## WORK TO DO:
Count every line where "this" occurs. Give the total alone.

(Records from a data source)
════════════════

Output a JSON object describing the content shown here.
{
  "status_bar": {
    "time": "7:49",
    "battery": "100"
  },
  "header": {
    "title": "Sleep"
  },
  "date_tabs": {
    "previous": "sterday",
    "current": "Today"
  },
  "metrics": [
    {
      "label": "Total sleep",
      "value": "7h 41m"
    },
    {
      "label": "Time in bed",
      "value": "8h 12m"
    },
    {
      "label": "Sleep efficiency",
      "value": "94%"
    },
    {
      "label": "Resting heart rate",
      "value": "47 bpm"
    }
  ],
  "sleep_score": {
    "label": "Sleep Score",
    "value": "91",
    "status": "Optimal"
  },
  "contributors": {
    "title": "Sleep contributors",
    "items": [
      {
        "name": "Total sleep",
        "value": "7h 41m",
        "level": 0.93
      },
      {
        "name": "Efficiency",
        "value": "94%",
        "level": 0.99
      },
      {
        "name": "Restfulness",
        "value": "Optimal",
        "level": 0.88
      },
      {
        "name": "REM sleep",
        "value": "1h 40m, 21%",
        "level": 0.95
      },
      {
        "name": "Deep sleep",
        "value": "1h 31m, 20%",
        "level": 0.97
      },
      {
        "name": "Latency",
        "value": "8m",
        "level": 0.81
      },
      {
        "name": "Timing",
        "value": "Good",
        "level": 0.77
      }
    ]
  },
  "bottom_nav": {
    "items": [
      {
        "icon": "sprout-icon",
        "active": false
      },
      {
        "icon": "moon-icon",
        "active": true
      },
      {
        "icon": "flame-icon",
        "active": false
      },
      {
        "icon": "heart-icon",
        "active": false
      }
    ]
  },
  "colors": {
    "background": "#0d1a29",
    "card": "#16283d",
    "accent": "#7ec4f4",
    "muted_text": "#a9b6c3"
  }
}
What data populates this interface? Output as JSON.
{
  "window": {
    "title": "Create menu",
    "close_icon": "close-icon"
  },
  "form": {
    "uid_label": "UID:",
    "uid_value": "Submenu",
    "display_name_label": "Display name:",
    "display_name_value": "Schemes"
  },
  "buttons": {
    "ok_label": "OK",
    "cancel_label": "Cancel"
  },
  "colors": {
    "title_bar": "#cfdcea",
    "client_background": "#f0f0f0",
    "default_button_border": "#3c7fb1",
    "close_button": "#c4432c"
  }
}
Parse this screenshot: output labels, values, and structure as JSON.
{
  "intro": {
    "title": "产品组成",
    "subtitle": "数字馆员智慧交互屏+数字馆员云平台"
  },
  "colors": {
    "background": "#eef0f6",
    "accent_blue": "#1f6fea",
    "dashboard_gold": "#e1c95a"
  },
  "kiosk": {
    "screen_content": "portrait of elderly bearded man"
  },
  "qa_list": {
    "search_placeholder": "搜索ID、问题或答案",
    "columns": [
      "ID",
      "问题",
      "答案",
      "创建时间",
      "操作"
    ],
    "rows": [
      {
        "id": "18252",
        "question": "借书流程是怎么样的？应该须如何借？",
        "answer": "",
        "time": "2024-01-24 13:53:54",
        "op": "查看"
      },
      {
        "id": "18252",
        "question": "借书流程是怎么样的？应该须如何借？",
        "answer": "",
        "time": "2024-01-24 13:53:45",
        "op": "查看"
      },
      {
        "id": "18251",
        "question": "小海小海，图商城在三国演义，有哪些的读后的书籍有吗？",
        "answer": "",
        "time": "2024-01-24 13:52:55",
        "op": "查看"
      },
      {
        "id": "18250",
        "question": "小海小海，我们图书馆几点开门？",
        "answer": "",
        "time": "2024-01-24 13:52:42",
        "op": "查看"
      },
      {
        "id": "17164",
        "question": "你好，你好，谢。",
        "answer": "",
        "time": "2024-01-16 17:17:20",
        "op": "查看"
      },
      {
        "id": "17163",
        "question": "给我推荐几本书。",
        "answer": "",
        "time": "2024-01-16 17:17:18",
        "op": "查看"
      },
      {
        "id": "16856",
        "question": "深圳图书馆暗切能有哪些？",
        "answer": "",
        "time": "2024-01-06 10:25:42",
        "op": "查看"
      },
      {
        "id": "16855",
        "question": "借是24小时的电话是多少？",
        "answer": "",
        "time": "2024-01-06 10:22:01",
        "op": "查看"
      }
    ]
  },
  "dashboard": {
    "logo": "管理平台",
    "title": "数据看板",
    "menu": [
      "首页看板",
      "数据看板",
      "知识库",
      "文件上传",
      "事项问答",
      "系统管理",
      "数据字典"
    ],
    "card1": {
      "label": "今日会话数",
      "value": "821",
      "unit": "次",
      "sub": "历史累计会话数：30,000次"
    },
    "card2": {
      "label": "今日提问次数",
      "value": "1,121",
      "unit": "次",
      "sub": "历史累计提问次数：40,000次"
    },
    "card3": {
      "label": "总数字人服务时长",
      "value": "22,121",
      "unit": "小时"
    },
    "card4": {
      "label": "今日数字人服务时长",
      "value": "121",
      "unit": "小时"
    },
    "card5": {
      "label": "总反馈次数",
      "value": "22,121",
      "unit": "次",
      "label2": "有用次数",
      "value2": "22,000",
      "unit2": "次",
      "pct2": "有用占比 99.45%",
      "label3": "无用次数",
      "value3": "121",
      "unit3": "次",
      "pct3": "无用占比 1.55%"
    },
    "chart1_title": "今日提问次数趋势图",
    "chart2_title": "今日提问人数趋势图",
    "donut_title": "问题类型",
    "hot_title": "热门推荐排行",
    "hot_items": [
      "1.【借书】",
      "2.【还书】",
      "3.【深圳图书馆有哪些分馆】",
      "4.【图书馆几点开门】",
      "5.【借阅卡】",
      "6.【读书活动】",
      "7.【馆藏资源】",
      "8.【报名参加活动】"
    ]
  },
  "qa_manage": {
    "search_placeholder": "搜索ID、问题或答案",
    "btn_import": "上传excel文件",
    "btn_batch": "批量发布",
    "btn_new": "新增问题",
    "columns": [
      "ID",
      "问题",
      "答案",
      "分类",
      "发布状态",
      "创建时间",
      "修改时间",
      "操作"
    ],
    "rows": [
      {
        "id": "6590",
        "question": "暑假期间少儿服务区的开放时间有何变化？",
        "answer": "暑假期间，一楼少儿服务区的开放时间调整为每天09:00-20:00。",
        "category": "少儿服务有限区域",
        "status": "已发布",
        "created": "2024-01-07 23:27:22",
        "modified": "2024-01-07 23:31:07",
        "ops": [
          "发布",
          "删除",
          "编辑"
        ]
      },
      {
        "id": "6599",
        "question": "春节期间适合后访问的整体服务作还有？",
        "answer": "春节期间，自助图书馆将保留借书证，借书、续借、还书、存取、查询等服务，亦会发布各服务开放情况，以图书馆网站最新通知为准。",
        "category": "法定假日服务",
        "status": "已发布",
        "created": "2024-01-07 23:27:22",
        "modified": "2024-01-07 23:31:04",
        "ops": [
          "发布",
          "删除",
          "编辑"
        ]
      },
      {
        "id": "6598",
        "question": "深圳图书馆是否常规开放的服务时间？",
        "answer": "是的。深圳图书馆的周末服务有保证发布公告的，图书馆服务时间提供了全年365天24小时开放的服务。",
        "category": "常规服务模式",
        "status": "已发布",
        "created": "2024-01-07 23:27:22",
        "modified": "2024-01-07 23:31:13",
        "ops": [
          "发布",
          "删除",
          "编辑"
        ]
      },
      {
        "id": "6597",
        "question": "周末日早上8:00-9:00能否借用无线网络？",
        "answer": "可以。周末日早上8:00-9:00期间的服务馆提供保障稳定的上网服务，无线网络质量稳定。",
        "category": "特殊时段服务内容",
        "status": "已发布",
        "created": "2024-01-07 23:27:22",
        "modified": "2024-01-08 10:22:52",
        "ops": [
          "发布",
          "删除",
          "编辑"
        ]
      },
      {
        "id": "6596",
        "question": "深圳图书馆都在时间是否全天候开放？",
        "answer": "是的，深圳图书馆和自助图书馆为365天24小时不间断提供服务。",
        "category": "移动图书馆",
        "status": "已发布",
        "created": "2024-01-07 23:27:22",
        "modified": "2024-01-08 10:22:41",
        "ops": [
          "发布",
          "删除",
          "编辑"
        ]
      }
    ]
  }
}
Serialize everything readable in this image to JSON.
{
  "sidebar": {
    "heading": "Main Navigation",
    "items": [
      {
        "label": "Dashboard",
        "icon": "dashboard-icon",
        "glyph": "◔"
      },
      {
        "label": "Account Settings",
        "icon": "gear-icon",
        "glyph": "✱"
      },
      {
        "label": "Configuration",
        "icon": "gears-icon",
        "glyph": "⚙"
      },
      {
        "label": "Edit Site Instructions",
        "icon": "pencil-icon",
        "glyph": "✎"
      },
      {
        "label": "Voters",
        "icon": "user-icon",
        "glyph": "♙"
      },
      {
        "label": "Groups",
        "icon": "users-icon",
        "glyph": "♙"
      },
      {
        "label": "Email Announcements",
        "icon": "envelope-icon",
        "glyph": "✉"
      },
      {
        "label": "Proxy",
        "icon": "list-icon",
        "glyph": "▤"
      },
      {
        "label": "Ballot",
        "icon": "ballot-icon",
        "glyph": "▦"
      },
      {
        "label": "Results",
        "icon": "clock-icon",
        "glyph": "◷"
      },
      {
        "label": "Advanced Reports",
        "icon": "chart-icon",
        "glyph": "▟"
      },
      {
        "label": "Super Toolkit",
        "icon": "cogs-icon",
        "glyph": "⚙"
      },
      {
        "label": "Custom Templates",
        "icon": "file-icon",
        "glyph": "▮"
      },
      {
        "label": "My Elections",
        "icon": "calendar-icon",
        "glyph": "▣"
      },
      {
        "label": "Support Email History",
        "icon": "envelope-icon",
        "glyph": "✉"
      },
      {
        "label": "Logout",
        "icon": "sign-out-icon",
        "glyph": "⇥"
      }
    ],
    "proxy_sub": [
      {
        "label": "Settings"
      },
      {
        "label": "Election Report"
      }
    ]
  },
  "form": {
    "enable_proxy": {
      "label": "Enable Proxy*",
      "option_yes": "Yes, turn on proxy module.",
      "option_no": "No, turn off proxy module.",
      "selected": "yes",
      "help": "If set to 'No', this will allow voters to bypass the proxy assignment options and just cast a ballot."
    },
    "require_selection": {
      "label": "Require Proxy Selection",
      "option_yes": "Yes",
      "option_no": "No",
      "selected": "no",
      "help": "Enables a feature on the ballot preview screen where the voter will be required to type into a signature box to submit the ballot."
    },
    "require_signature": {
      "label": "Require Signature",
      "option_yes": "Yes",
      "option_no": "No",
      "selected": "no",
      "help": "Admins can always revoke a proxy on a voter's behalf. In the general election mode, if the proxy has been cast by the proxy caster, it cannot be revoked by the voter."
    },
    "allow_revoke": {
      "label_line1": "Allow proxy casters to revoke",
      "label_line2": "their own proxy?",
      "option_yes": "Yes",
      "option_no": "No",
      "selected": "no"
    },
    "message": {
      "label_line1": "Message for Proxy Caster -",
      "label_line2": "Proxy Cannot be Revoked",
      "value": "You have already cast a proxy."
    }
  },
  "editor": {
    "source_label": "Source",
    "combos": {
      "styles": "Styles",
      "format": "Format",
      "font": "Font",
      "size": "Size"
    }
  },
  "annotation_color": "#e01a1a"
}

════════════════

## FULL OUTPUT:
4